## Data for this exercise
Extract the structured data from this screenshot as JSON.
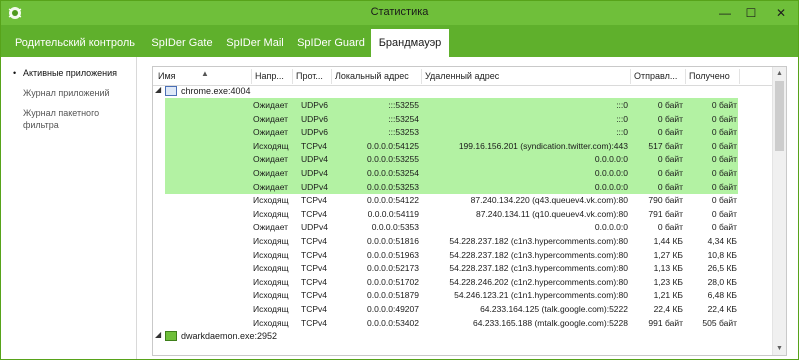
{
  "window": {
    "title": "Статистика",
    "minimize_label": "—",
    "maximize_label": "☐",
    "close_label": "✕"
  },
  "tabs": [
    {
      "label": "Родительский контроль"
    },
    {
      "label": "SpIDer Gate"
    },
    {
      "label": "SpIDer Mail"
    },
    {
      "label": "SpIDer Guard"
    },
    {
      "label": "Брандмауэр",
      "active": true
    }
  ],
  "sidebar": {
    "items": [
      {
        "label": "Активные приложения",
        "active": true
      },
      {
        "label": "Журнал приложений"
      },
      {
        "label": "Журнал пакетного фильтра"
      }
    ]
  },
  "table": {
    "columns": [
      "Имя",
      "Напр...",
      "Прот...",
      "Локальный адрес",
      "Удаленный адрес",
      "Отправл...",
      "Получено"
    ],
    "groups": [
      {
        "name": "chrome.exe:4004",
        "icon": "browser-window-icon"
      },
      {
        "name": "dwarkdaemon.exe:2952",
        "icon": "drweb-app-icon"
      }
    ],
    "rows": [
      {
        "dir": "Ожидает",
        "proto": "UDPv6",
        "local": ":::53255",
        "remote": ":::0",
        "sent": "0 байт",
        "recv": "0 байт",
        "highlight": true
      },
      {
        "dir": "Ожидает",
        "proto": "UDPv6",
        "local": ":::53254",
        "remote": ":::0",
        "sent": "0 байт",
        "recv": "0 байт",
        "highlight": true
      },
      {
        "dir": "Ожидает",
        "proto": "UDPv6",
        "local": ":::53253",
        "remote": ":::0",
        "sent": "0 байт",
        "recv": "0 байт",
        "highlight": true
      },
      {
        "dir": "Исходящ",
        "proto": "TCPv4",
        "local": "0.0.0.0:54125",
        "remote": "199.16.156.201 (syndication.twitter.com):443",
        "sent": "517 байт",
        "recv": "0 байт",
        "highlight": true
      },
      {
        "dir": "Ожидает",
        "proto": "UDPv4",
        "local": "0.0.0.0:53255",
        "remote": "0.0.0.0:0",
        "sent": "0 байт",
        "recv": "0 байт",
        "highlight": true
      },
      {
        "dir": "Ожидает",
        "proto": "UDPv4",
        "local": "0.0.0.0:53254",
        "remote": "0.0.0.0:0",
        "sent": "0 байт",
        "recv": "0 байт",
        "highlight": true
      },
      {
        "dir": "Ожидает",
        "proto": "UDPv4",
        "local": "0.0.0.0:53253",
        "remote": "0.0.0.0:0",
        "sent": "0 байт",
        "recv": "0 байт",
        "highlight": true
      },
      {
        "dir": "Исходящ",
        "proto": "TCPv4",
        "local": "0.0.0.0:54122",
        "remote": "87.240.134.220 (q43.queuev4.vk.com):80",
        "sent": "790 байт",
        "recv": "0 байт",
        "highlight": false
      },
      {
        "dir": "Исходящ",
        "proto": "TCPv4",
        "local": "0.0.0.0:54119",
        "remote": "87.240.134.11 (q10.queuev4.vk.com):80",
        "sent": "791 байт",
        "recv": "0 байт",
        "highlight": false
      },
      {
        "dir": "Ожидает",
        "proto": "UDPv4",
        "local": "0.0.0.0:5353",
        "remote": "0.0.0.0:0",
        "sent": "0 байт",
        "recv": "0 байт",
        "highlight": false
      },
      {
        "dir": "Исходящ",
        "proto": "TCPv4",
        "local": "0.0.0.0:51816",
        "remote": "54.228.237.182 (c1n3.hypercomments.com):80",
        "sent": "1,44 КБ",
        "recv": "4,34 КБ",
        "highlight": false
      },
      {
        "dir": "Исходящ",
        "proto": "TCPv4",
        "local": "0.0.0.0:51963",
        "remote": "54.228.237.182 (c1n3.hypercomments.com):80",
        "sent": "1,27 КБ",
        "recv": "10,8 КБ",
        "highlight": false
      },
      {
        "dir": "Исходящ",
        "proto": "TCPv4",
        "local": "0.0.0.0:52173",
        "remote": "54.228.237.182 (c1n3.hypercomments.com):80",
        "sent": "1,13 КБ",
        "recv": "26,5 КБ",
        "highlight": false
      },
      {
        "dir": "Исходящ",
        "proto": "TCPv4",
        "local": "0.0.0.0:51702",
        "remote": "54.228.246.202 (c1n2.hypercomments.com):80",
        "sent": "1,23 КБ",
        "recv": "28,0 КБ",
        "highlight": false
      },
      {
        "dir": "Исходящ",
        "proto": "TCPv4",
        "local": "0.0.0.0:51879",
        "remote": "54.246.123.21 (c1n1.hypercomments.com):80",
        "sent": "1,21 КБ",
        "recv": "6,48 КБ",
        "highlight": false
      },
      {
        "dir": "Исходящ",
        "proto": "TCPv4",
        "local": "0.0.0.0:49207",
        "remote": "64.233.164.125 (talk.google.com):5222",
        "sent": "22,4 КБ",
        "recv": "22,4 КБ",
        "highlight": false
      },
      {
        "dir": "Исходящ",
        "proto": "TCPv4",
        "local": "0.0.0.0:53402",
        "remote": "64.233.165.188 (mtalk.google.com):5228",
        "sent": "991 байт",
        "recv": "505 байт",
        "highlight": false
      }
    ]
  }
}
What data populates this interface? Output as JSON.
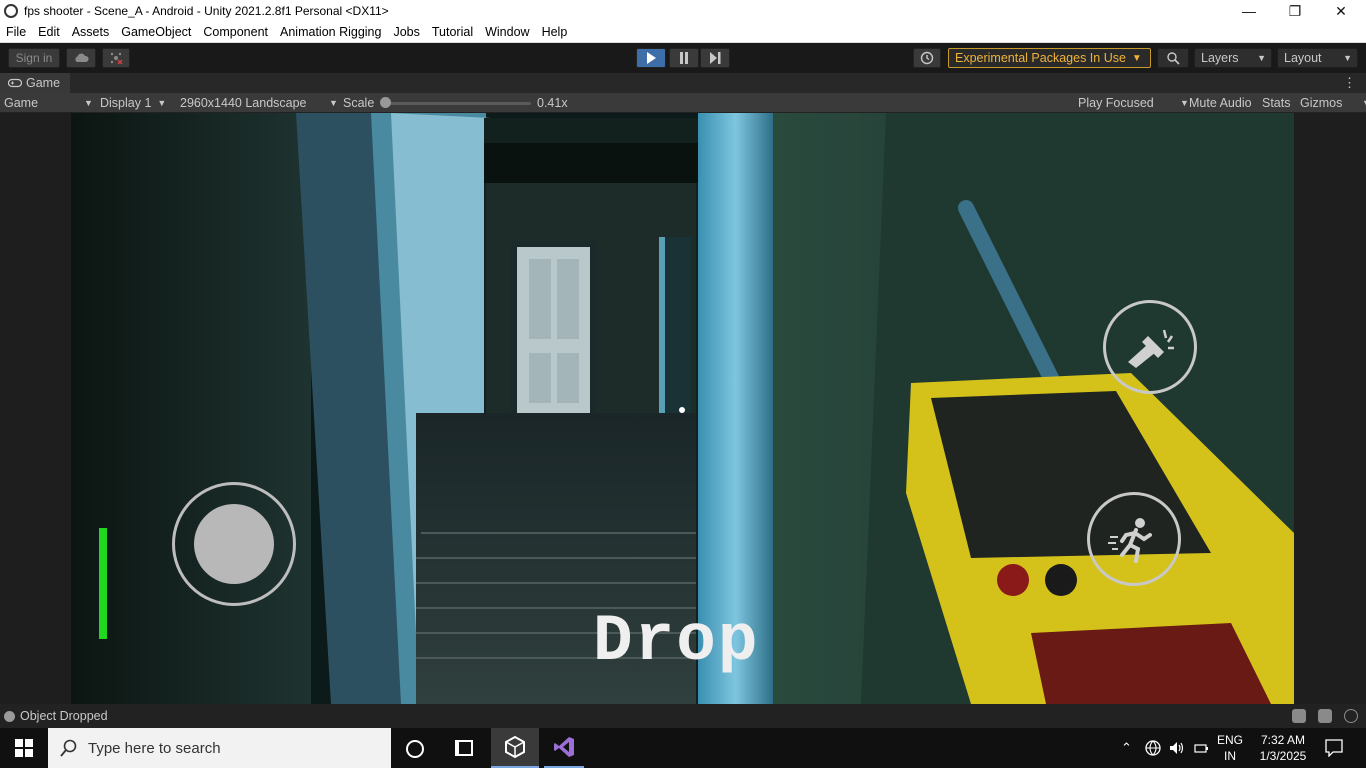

## To do
List each line of the records that holds the string "icon".

## Result of this exercise
        "icon": "browser-window-icon"
        "icon": "drweb-app-icon"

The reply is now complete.